Exercise description: Go through the material below and report how many lines contain "grid". Give only the number.

[Entries with figure data]
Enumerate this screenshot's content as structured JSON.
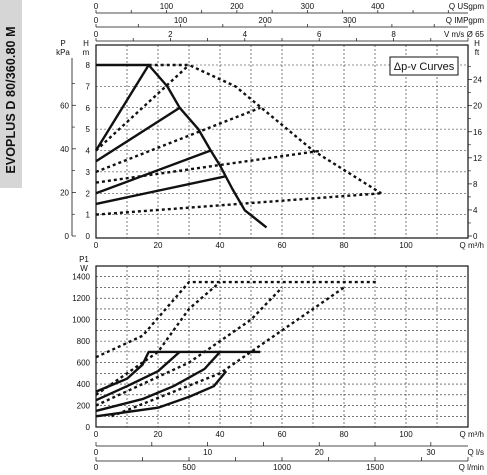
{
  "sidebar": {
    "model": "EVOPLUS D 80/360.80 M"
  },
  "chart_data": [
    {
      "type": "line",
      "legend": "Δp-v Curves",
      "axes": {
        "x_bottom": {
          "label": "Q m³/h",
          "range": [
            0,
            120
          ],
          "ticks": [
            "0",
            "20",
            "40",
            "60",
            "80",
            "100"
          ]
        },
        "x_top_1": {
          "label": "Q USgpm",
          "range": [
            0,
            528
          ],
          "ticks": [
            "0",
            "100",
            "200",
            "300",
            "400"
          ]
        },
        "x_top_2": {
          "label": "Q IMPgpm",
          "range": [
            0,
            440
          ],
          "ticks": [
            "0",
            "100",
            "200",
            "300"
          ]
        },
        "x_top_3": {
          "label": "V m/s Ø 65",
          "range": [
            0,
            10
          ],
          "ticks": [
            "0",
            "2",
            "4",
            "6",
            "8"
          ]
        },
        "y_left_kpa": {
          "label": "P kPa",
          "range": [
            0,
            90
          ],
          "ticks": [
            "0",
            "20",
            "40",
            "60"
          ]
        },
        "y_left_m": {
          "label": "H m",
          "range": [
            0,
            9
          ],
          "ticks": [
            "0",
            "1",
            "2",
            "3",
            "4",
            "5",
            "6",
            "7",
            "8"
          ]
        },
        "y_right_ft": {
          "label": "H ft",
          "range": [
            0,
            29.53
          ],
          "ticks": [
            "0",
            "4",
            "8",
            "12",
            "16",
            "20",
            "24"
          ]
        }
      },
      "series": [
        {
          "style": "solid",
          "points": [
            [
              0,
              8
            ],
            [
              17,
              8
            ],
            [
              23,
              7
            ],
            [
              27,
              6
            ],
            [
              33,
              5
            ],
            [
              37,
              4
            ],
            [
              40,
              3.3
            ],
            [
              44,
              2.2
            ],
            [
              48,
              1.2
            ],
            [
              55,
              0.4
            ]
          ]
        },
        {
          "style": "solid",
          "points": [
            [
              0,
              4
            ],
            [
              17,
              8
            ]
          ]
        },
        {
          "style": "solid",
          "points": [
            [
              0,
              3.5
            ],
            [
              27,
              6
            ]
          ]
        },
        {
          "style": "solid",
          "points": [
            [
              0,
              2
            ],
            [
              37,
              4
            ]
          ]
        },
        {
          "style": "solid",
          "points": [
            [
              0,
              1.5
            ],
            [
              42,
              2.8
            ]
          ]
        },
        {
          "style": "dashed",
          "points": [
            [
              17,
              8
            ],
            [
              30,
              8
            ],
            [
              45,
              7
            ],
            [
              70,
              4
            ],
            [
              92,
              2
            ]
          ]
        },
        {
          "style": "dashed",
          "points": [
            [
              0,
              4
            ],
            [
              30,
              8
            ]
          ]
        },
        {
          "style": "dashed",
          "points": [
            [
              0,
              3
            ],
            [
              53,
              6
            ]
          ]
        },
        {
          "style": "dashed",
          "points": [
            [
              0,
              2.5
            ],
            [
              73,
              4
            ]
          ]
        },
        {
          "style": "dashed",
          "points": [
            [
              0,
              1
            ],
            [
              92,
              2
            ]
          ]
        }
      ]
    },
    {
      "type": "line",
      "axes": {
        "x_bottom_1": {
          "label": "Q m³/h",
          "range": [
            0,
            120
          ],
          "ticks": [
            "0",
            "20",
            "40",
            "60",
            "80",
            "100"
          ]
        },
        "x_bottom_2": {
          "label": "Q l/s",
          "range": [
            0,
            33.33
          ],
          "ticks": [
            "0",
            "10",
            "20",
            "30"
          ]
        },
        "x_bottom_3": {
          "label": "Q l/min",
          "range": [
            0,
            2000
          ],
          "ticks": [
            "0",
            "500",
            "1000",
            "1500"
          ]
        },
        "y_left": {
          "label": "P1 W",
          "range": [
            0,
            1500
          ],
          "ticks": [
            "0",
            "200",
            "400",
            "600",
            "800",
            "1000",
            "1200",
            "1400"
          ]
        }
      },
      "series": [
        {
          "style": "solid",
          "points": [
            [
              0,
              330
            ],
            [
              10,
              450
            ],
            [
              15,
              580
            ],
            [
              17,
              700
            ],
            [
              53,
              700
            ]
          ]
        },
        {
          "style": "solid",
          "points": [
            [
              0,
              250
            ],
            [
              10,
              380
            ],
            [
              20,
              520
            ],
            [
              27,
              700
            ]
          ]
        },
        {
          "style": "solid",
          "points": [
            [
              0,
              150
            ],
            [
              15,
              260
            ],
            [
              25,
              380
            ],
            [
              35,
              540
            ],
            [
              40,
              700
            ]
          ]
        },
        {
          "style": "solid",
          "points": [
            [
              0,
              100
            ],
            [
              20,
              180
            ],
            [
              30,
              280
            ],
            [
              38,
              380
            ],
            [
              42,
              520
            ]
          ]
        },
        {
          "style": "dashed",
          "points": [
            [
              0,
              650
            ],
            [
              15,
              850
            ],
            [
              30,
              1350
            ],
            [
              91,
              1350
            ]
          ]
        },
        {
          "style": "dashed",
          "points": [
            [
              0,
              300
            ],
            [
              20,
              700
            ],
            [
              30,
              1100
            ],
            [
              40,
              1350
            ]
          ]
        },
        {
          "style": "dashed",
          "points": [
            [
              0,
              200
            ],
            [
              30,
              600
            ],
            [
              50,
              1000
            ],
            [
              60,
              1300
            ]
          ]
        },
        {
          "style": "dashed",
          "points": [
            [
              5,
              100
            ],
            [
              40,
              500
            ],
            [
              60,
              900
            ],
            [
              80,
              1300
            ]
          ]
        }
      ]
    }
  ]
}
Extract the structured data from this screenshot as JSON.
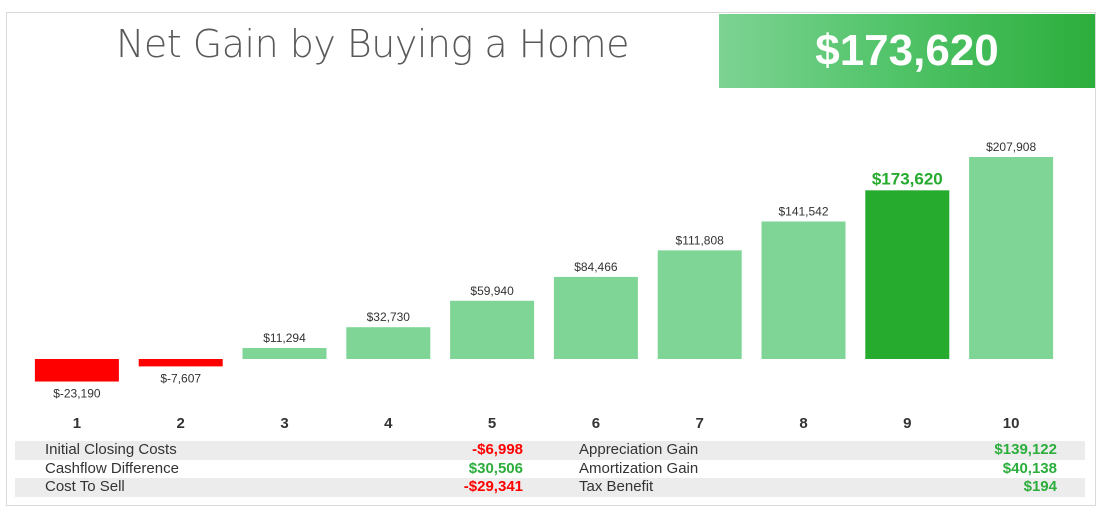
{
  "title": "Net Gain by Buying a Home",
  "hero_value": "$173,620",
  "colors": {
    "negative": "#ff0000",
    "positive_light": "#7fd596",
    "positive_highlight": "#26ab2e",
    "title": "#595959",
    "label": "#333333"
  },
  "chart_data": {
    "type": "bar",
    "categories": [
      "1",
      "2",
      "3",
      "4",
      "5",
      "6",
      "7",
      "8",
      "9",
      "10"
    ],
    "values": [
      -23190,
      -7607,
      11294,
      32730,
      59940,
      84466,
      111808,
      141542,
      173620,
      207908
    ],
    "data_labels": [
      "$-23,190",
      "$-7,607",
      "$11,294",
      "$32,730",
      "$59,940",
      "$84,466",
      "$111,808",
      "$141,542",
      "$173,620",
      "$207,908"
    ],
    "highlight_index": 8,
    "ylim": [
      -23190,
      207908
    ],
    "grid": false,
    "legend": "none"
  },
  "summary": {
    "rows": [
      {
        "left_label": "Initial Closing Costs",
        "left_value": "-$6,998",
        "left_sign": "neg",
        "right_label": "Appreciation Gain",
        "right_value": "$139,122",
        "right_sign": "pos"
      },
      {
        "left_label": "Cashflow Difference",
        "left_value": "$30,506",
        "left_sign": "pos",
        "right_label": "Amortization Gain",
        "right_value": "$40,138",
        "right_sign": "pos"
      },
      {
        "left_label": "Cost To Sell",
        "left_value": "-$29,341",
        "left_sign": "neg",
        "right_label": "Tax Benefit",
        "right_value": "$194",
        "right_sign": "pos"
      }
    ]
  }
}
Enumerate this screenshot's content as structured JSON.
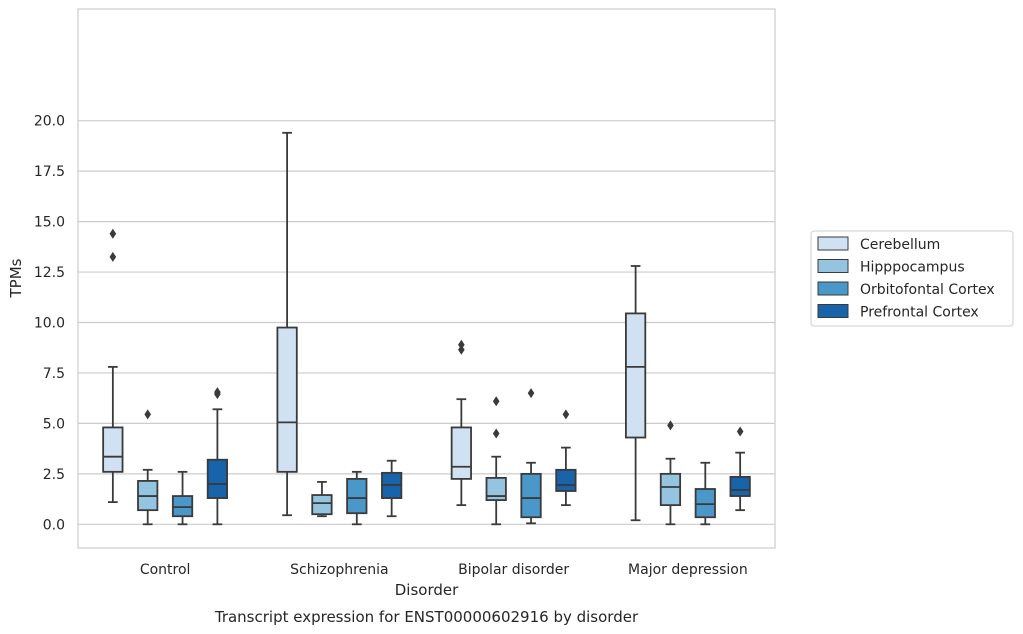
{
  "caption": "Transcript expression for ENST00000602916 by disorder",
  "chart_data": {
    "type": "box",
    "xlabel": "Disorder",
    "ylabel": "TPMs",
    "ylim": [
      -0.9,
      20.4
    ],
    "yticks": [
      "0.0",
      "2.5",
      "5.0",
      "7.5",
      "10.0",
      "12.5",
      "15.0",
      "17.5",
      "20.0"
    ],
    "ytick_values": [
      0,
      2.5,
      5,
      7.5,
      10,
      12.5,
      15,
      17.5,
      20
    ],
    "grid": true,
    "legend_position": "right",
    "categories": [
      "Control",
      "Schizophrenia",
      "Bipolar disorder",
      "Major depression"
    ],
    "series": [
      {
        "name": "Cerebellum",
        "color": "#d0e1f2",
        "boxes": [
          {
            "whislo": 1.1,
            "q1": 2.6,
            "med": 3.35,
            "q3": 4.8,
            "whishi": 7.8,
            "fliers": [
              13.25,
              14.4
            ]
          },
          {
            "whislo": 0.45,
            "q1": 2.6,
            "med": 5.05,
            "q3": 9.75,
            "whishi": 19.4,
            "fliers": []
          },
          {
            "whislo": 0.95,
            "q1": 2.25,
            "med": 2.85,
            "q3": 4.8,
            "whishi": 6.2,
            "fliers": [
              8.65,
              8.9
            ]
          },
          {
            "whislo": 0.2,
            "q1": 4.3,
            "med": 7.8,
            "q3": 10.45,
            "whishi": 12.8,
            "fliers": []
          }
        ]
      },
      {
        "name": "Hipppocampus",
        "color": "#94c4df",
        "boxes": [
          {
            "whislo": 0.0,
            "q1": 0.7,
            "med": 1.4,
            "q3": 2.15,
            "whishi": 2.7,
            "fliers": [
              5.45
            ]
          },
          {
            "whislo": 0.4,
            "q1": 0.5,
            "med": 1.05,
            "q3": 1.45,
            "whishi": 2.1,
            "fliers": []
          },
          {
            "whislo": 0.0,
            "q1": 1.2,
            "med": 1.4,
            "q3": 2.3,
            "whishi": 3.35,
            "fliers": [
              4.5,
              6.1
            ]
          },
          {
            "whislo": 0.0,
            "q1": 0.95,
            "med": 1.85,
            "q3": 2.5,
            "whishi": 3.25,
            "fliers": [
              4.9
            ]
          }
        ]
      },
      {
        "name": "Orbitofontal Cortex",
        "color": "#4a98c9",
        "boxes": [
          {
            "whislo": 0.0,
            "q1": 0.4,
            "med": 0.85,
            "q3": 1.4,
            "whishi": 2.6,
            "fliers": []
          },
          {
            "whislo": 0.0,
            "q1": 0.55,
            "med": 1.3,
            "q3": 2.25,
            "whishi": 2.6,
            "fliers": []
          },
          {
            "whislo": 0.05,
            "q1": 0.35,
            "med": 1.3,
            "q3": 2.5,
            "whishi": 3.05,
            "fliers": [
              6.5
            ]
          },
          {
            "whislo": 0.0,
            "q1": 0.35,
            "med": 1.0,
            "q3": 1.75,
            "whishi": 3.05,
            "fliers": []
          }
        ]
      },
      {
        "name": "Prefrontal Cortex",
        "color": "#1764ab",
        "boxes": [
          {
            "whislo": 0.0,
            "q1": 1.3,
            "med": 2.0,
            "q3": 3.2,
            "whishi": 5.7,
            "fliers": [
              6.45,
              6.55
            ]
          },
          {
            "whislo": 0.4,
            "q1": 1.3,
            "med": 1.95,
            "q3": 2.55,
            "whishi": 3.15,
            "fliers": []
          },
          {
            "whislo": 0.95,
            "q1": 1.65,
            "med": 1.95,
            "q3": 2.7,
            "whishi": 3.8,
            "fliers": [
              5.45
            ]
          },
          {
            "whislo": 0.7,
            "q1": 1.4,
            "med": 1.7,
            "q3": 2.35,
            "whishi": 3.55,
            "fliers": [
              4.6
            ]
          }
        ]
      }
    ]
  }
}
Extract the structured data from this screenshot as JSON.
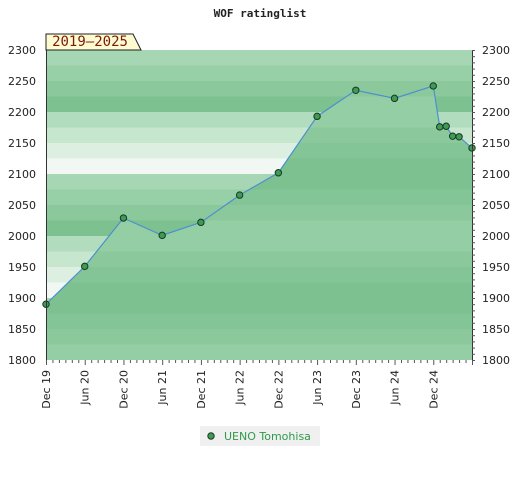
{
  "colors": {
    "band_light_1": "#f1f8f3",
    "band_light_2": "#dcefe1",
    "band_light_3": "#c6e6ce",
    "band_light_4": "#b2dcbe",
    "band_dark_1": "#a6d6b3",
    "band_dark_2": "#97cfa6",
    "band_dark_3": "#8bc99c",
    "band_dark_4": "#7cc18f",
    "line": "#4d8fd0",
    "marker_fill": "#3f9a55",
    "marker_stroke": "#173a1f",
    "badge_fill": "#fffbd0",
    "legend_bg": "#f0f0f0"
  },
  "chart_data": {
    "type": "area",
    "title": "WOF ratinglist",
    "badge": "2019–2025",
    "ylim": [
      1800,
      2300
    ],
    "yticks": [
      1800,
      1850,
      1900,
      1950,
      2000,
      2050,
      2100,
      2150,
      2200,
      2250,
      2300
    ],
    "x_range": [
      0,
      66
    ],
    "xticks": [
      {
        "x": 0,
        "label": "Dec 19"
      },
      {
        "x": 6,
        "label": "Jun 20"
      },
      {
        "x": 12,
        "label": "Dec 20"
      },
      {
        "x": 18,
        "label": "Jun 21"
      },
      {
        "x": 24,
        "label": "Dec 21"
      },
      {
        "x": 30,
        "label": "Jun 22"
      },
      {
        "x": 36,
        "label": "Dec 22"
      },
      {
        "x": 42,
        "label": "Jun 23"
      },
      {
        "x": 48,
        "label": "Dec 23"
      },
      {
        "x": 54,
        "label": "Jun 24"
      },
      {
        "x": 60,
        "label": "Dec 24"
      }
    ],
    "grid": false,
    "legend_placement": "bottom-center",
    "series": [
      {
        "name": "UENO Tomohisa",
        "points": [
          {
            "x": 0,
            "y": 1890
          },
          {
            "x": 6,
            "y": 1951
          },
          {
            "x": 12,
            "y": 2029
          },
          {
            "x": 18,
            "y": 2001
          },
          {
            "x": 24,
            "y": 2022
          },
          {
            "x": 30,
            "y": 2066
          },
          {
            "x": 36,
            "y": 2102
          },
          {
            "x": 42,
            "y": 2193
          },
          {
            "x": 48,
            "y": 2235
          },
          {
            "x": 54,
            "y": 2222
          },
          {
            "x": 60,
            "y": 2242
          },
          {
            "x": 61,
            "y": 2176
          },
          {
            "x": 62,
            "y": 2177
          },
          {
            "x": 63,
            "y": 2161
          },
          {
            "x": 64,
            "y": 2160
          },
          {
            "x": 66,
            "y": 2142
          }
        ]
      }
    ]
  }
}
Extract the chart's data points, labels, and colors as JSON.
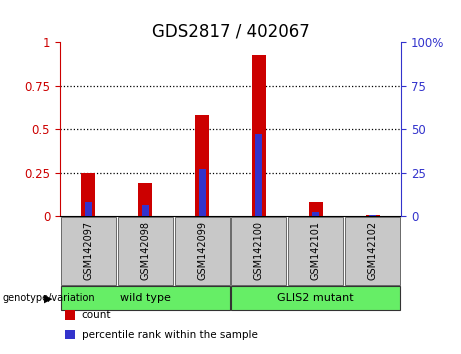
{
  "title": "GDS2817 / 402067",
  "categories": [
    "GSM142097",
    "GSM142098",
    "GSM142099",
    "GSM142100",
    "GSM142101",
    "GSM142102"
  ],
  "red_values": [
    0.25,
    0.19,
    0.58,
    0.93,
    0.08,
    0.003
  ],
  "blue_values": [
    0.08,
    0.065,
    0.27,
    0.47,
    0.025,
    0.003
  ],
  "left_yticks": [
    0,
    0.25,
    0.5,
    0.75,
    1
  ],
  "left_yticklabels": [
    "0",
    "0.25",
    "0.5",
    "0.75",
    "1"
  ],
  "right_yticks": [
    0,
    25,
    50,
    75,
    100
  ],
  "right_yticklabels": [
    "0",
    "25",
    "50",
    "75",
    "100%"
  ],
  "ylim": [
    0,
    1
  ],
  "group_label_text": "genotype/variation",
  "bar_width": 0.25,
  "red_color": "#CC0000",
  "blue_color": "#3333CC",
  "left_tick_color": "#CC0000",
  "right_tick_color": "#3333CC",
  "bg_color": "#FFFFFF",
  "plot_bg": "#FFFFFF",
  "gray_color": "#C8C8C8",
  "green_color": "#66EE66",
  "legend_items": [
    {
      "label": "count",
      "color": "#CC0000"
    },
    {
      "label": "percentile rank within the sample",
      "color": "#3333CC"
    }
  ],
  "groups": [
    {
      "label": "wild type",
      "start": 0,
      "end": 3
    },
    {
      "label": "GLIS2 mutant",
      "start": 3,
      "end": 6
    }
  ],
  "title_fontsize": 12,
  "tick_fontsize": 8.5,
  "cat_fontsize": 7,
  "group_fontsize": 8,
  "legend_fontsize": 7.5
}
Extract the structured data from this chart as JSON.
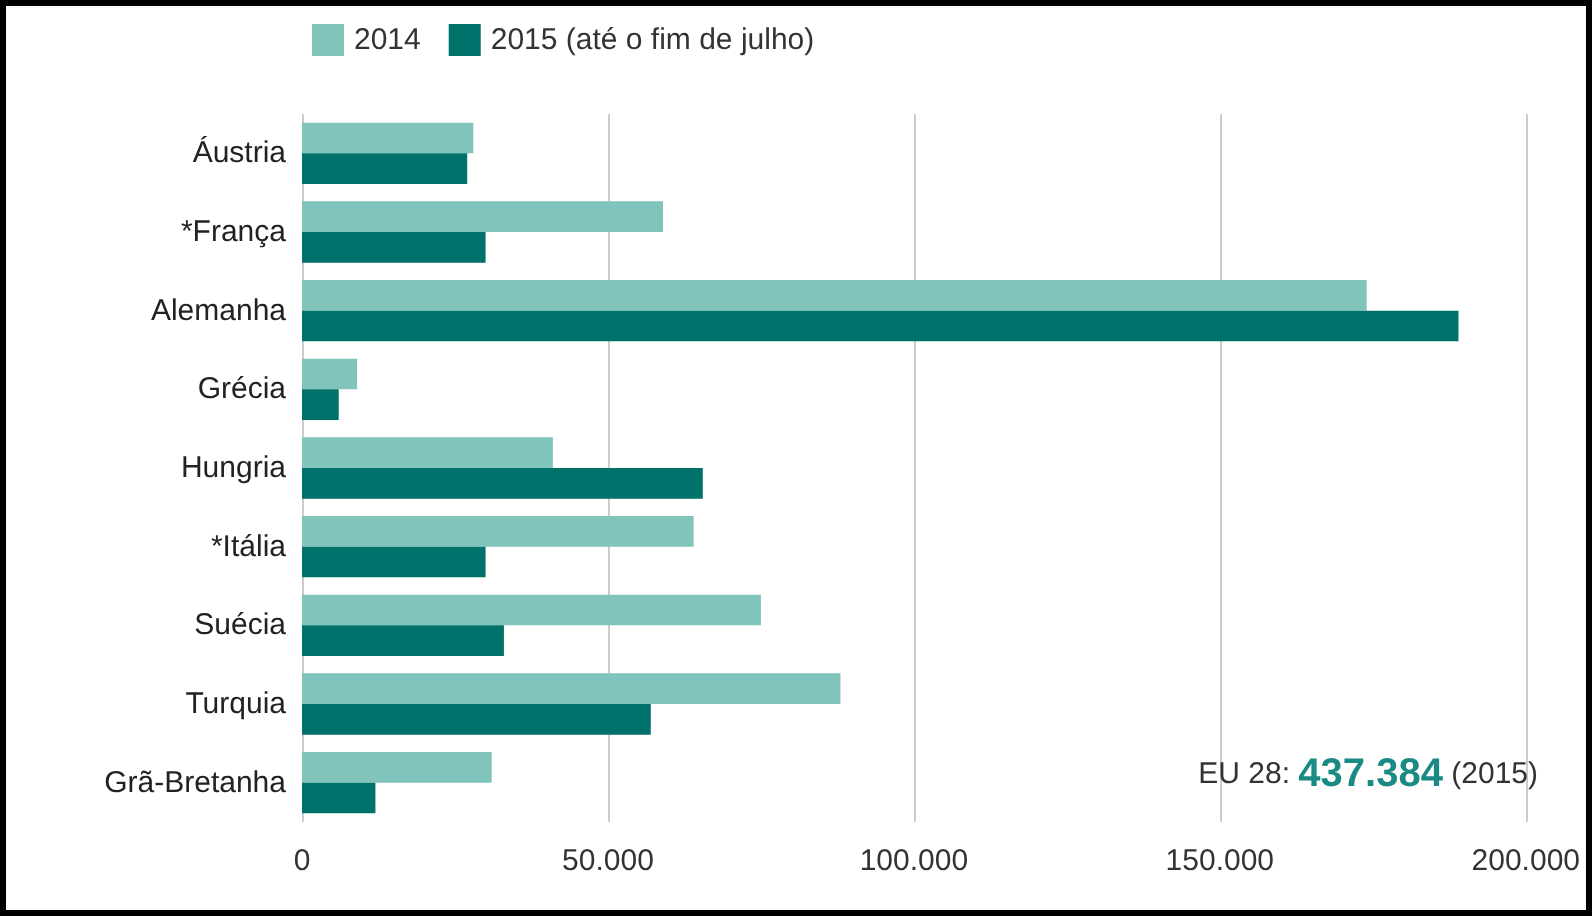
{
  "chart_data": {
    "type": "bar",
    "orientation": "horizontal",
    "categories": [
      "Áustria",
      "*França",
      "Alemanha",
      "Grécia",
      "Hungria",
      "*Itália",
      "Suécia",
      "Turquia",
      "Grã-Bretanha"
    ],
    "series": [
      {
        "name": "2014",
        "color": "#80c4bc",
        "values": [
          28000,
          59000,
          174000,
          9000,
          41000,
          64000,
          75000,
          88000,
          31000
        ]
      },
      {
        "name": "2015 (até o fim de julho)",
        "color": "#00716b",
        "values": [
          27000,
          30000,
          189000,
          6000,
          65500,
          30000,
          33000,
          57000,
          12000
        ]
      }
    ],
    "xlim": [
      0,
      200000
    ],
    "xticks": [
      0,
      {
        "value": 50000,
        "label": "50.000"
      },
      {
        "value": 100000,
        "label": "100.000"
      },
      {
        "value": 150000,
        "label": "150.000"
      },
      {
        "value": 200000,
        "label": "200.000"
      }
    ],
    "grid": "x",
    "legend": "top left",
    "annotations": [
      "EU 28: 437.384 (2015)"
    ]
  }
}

Answer to this exercise: 4